**** Data supplied

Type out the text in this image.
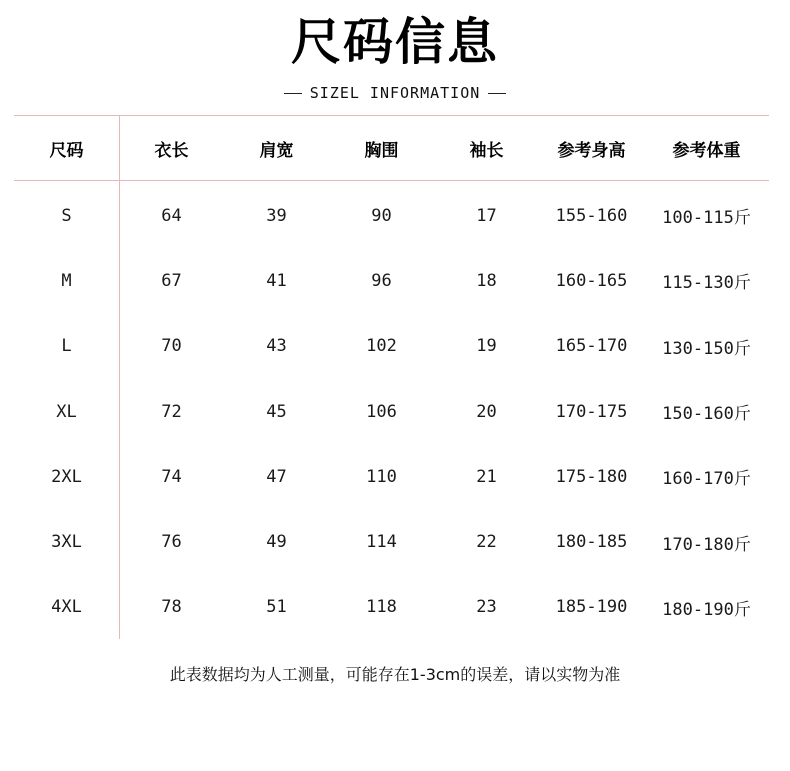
尺码信息
SIZEL INFORMATION
尺码	衣长	肩宽	胸围	袖长	参考身高	参考体重
S	64	39	90	17	155-160	100-115斤
M	67	41	96	18	160-165	115-130斤
L	70	43	102	19	165-170	130-150斤
XL	72	45	106	20	170-175	150-160斤
2XL	74	47	110	21	175-180	160-170斤
3XL	76	49	114	22	180-185	170-180斤
4XL	78	51	118	23	185-190	180-190斤
此表数据均为人工测量，可能存在1-3cm的误差，请以实物为准
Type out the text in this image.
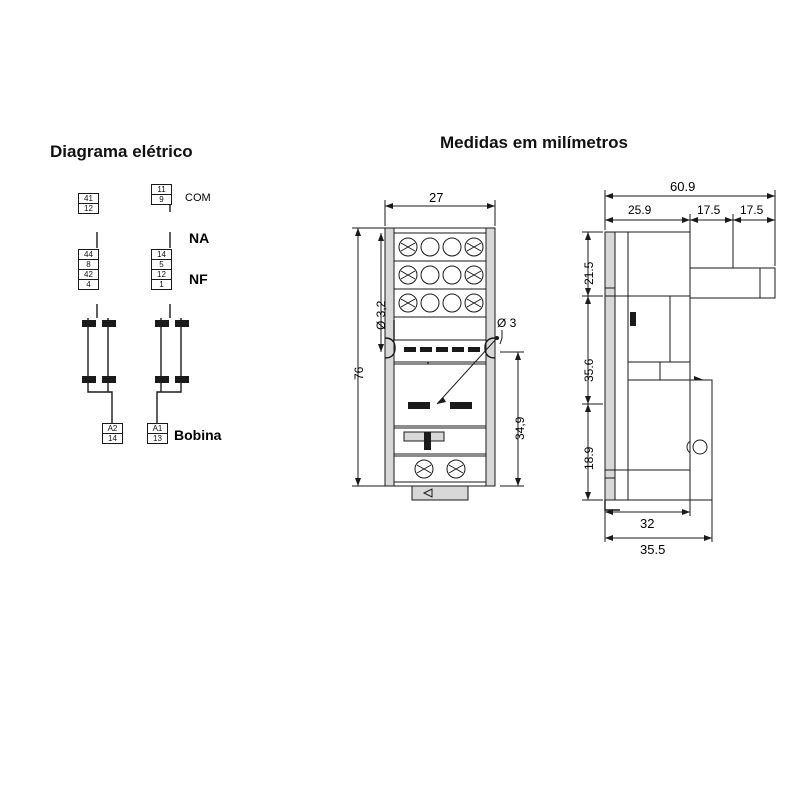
Diagrama elétrico	Medidas em milímetros
41
12
44
8
42
4
A2
14
11
9
14
5
12
1
A1
13
COM
NA
NF
Bobina
27
76
Ø 3,2	Ø 3
34,9
60.9
25.9	17.5 17.5
21.5
35.6
18.9
32
35.5
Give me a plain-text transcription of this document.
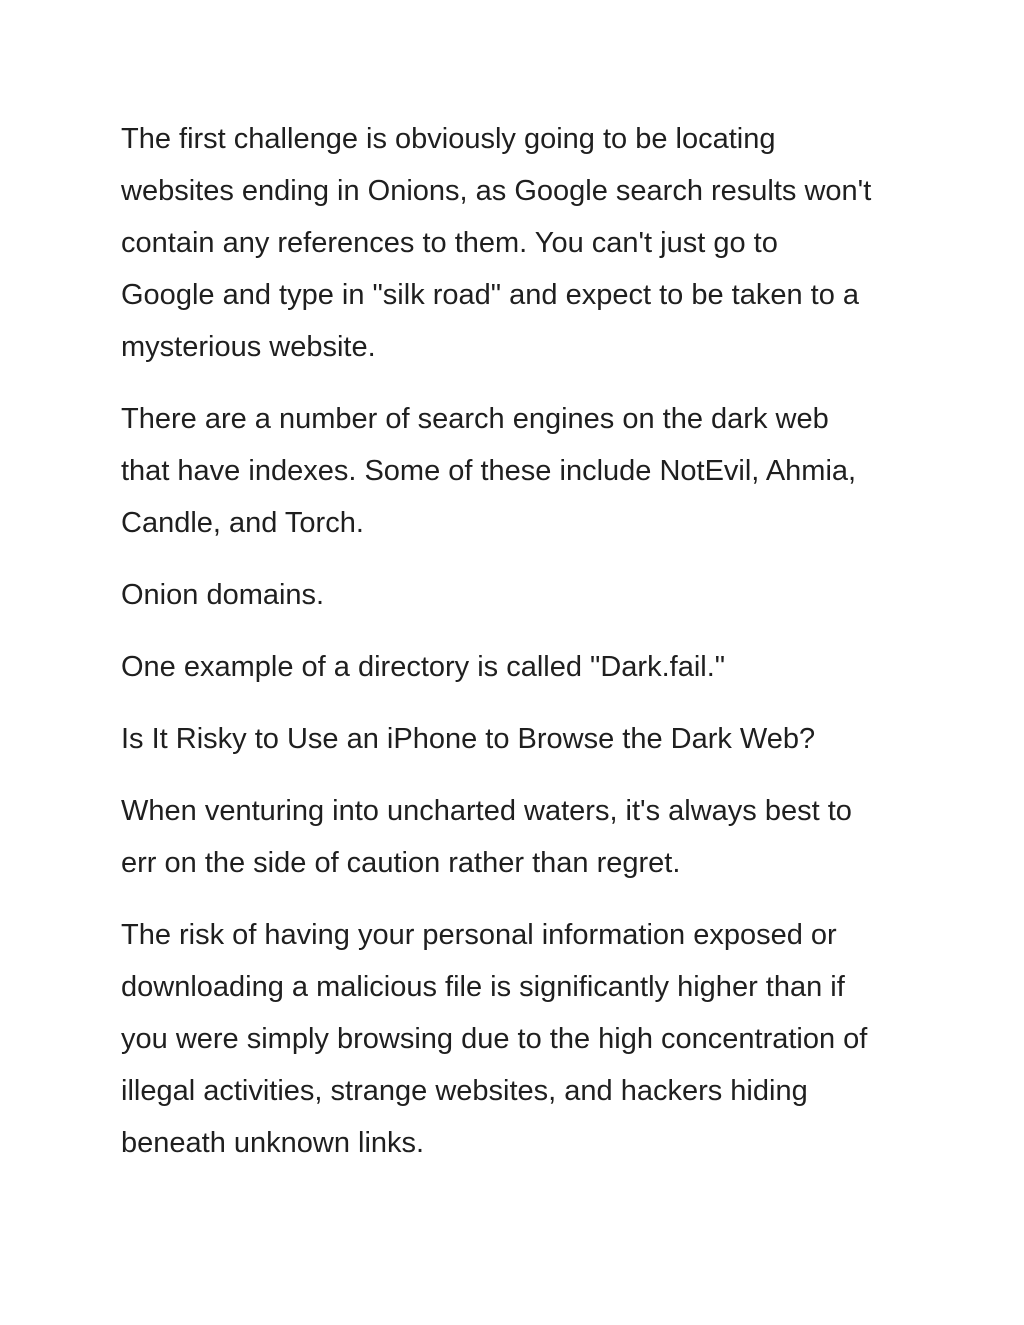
The first challenge is obviously going to be locating
websites ending in Onions, as Google search results won't
contain any references to them. You can't just go to
Google and type in "silk road" and expect to be taken to a
mysterious website.

There are a number of search engines on the dark web
that have indexes. Some of these include NotEvil, Ahmia,
Candle, and Torch.

Onion domains.

One example of a directory is called "Dark.fail."

Is It Risky to Use an iPhone to Browse the Dark Web?

When venturing into uncharted waters, it's always best to
err on the side of caution rather than regret.

The risk of having your personal information exposed or
downloading a malicious file is significantly higher than if
you were simply browsing due to the high concentration of
illegal activities, strange websites, and hackers hiding
beneath unknown links.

********

=== Goal ===
Quote every record above exactly, omitting any pictures they contain.

=== Response to the exercise ===
Type out the text in this image.
尺码信息
SIZEL INFORMATION
尺码	衣长	肩宽	胸围	袖长	参考身高	参考体重
S	64	39	90	17	155-160	100-115斤
M	67	41	96	18	160-165	115-130斤
L	70	43	102	19	165-170	130-150斤
XL	72	45	106	20	170-175	150-160斤
2XL	74	47	110	21	175-180	160-170斤
3XL	76	49	114	22	180-185	170-180斤
4XL	78	51	118	23	185-190	180-190斤
此表数据均为人工测量，可能存在1-3cm的误差，请以实物为准
Type out the text in this image.
Diagrama elétrico	Medidas em milímetros
41
12
44
8
42
4
A2
14
11
9
14
5
12
1
A1
13
COM
NA
NF
Bobina
27
76
Ø 3,2	Ø 3
34,9
60.9
25.9	17.5 17.5
21.5
35.6
18.9
32
35.5
Give me a plain-text transcription of this document.
The first challenge is obviously going to be locating
websites ending in Onions, as Google search results won't
contain any references to them. You can't just go to
Google and type in "silk road" and expect to be taken to a
mysterious website.

There are a number of search engines on the dark web
that have indexes. Some of these include NotEvil, Ahmia,
Candle, and Torch.

Onion domains.

One example of a directory is called "Dark.fail."

Is It Risky to Use an iPhone to Browse the Dark Web?

When venturing into uncharted waters, it's always best to
err on the side of caution rather than regret.

The risk of having your personal information exposed or
downloading a malicious file is significantly higher than if
you were simply browsing due to the high concentration of
illegal activities, strange websites, and hackers hiding
beneath unknown links.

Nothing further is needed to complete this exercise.